* [SHORT PROBLEM]
Please report every line from the material that contains the word "importation".
>> START DATA TO USE
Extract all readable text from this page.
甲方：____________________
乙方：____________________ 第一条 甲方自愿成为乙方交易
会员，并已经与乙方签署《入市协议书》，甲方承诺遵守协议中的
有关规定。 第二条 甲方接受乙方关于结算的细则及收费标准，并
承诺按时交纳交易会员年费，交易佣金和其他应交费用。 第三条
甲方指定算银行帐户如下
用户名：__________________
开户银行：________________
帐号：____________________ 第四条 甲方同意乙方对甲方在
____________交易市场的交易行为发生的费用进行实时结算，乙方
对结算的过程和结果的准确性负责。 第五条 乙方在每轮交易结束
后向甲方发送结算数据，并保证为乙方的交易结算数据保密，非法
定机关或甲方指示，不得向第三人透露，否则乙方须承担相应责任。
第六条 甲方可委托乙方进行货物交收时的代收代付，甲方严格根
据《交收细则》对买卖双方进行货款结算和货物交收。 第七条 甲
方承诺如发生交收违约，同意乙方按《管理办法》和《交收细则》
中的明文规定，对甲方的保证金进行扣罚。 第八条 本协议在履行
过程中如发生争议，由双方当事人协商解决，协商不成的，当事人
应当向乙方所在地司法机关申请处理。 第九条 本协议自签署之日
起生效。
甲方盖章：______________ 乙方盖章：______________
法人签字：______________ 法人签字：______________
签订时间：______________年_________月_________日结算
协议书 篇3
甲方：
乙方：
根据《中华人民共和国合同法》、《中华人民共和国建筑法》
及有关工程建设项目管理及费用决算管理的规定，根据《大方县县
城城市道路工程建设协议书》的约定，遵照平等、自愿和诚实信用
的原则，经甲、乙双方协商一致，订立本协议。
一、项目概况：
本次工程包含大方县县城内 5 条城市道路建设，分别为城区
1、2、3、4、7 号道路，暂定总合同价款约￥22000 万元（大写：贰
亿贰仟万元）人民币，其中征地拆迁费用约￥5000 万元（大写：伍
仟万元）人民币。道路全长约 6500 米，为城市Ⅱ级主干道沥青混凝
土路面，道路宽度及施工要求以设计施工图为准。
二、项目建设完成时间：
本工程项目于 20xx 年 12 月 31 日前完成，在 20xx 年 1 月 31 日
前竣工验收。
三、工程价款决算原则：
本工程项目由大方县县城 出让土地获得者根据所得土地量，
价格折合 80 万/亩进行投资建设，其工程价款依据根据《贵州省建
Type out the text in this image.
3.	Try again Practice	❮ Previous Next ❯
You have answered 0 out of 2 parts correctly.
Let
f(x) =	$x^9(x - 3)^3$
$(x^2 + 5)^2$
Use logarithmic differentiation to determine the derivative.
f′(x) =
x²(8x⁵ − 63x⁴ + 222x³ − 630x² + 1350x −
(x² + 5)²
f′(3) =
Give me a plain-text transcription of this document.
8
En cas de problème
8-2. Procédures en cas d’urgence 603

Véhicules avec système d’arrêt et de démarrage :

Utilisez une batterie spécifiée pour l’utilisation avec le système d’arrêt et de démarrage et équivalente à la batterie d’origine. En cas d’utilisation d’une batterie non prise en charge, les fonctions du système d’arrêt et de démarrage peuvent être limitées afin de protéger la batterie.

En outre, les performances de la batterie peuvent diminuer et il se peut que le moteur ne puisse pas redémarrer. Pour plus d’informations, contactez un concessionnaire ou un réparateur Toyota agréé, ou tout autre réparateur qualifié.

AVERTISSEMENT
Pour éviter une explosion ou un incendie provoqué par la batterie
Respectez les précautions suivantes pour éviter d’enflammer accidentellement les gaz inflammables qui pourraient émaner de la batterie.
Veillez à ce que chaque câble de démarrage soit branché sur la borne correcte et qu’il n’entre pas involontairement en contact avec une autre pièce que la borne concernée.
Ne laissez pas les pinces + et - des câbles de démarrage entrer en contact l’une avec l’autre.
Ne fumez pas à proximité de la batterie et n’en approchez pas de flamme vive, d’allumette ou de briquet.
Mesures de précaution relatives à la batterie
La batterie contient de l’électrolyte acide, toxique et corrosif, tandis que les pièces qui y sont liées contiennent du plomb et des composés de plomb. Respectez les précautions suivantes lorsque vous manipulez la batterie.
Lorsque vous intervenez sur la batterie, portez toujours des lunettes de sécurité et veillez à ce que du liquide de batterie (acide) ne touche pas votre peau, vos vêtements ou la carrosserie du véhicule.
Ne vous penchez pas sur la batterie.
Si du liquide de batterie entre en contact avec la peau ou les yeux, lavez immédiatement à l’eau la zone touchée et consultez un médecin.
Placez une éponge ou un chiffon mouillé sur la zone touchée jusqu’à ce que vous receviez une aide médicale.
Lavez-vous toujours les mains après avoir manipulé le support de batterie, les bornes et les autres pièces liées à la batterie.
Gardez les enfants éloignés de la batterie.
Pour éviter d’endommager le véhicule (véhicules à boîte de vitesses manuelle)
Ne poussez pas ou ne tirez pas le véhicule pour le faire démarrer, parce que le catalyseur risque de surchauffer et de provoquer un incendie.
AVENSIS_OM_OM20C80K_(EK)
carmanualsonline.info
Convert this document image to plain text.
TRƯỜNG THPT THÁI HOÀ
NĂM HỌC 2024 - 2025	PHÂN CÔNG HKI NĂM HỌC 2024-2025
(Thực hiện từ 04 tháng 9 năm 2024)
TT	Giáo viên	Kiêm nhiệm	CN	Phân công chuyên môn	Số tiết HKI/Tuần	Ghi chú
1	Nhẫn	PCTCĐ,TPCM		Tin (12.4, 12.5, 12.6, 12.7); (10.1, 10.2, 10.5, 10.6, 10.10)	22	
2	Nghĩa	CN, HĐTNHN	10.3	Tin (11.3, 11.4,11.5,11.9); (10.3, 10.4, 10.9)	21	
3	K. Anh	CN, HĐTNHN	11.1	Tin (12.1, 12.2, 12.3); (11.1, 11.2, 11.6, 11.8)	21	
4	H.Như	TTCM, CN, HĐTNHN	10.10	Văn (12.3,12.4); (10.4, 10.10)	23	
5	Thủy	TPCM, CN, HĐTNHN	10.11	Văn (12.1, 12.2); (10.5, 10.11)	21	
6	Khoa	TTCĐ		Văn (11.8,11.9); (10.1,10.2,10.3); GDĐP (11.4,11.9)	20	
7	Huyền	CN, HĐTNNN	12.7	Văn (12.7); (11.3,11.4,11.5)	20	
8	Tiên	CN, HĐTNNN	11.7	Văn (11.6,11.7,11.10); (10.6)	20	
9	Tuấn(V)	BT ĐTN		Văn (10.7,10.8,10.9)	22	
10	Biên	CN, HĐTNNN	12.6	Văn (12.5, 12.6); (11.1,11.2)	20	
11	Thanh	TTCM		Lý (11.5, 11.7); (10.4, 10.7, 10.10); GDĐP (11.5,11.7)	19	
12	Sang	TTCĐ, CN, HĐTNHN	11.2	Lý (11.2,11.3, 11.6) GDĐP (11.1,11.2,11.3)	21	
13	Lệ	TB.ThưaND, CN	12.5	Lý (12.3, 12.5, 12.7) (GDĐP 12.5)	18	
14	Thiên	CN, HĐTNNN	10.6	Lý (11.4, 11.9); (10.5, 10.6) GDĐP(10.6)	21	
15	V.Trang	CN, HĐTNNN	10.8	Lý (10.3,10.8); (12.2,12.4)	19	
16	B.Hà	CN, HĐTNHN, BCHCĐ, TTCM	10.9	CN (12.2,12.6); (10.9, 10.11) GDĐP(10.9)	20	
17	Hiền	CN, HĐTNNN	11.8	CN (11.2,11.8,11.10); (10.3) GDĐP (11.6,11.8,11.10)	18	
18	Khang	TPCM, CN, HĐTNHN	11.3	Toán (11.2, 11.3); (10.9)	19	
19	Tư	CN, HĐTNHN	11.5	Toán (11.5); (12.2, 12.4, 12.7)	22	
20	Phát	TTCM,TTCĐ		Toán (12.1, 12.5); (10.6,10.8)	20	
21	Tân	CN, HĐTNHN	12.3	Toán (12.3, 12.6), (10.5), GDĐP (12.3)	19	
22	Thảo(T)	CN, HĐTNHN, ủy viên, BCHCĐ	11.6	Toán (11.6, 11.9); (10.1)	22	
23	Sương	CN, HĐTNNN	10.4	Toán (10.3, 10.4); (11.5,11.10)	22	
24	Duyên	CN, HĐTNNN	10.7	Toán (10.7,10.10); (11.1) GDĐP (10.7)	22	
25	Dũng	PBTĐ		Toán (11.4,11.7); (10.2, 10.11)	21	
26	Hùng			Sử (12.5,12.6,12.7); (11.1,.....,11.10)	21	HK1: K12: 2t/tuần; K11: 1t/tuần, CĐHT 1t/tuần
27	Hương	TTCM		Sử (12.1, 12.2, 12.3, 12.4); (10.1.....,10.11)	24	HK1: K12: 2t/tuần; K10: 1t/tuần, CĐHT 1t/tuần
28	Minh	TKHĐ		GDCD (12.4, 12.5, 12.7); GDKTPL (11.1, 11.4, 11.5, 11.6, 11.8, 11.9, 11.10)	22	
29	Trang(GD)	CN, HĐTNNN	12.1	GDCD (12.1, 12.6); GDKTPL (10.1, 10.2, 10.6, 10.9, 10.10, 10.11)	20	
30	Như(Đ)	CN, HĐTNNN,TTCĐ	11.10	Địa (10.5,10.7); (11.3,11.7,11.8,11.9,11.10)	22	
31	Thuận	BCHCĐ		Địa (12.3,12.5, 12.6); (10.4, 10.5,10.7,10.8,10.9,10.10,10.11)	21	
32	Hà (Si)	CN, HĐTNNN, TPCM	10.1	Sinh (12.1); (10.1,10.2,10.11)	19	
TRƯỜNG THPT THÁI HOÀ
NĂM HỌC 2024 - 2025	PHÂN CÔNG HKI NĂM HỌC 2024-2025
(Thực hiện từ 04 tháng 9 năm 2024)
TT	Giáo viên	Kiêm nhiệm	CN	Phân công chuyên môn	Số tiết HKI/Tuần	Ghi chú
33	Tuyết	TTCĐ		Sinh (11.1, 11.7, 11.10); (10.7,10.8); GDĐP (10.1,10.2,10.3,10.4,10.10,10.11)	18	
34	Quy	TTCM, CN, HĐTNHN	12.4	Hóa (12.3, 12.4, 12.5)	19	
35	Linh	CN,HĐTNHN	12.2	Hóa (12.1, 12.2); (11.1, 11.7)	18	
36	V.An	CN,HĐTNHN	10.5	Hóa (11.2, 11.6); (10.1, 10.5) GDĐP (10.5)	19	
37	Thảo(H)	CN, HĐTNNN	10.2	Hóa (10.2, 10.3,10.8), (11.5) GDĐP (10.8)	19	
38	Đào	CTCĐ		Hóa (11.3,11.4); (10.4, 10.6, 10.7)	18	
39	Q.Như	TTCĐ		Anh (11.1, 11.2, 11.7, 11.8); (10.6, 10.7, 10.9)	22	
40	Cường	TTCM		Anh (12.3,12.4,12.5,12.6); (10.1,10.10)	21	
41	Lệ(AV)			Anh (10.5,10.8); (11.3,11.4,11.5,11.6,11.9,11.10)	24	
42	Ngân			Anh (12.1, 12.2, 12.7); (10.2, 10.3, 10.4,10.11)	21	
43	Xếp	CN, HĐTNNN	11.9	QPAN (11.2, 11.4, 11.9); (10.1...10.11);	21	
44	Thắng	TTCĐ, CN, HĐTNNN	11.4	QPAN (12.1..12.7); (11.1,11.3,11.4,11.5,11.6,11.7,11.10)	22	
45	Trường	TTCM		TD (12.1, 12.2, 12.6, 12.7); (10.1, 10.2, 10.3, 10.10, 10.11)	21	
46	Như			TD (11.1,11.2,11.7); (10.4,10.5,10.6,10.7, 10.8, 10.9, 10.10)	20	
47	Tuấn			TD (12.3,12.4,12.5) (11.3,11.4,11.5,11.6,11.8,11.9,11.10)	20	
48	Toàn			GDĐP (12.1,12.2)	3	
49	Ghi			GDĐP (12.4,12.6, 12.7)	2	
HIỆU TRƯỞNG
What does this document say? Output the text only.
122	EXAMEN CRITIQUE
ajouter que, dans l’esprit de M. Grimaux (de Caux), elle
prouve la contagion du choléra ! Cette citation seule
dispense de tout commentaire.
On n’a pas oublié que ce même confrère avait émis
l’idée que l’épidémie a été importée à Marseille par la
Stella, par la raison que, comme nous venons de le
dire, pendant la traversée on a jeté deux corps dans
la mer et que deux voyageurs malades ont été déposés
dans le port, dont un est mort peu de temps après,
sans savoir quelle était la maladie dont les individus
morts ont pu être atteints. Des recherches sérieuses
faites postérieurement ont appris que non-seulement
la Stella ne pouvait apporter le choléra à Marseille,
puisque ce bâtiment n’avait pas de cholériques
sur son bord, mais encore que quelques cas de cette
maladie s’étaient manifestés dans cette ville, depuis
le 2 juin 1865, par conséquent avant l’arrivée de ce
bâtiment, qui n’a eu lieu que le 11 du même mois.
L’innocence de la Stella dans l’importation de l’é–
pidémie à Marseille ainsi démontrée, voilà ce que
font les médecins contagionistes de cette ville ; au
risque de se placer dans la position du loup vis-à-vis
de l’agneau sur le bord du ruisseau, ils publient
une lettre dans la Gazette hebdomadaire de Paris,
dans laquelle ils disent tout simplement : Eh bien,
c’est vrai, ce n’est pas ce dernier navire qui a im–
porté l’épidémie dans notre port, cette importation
>> END DATA TO USE
* [RESPONSE TO THE TASK]
L’innocence de la Stella dans l’importation de l’é–
porté l’épidémie dans notre port, cette importation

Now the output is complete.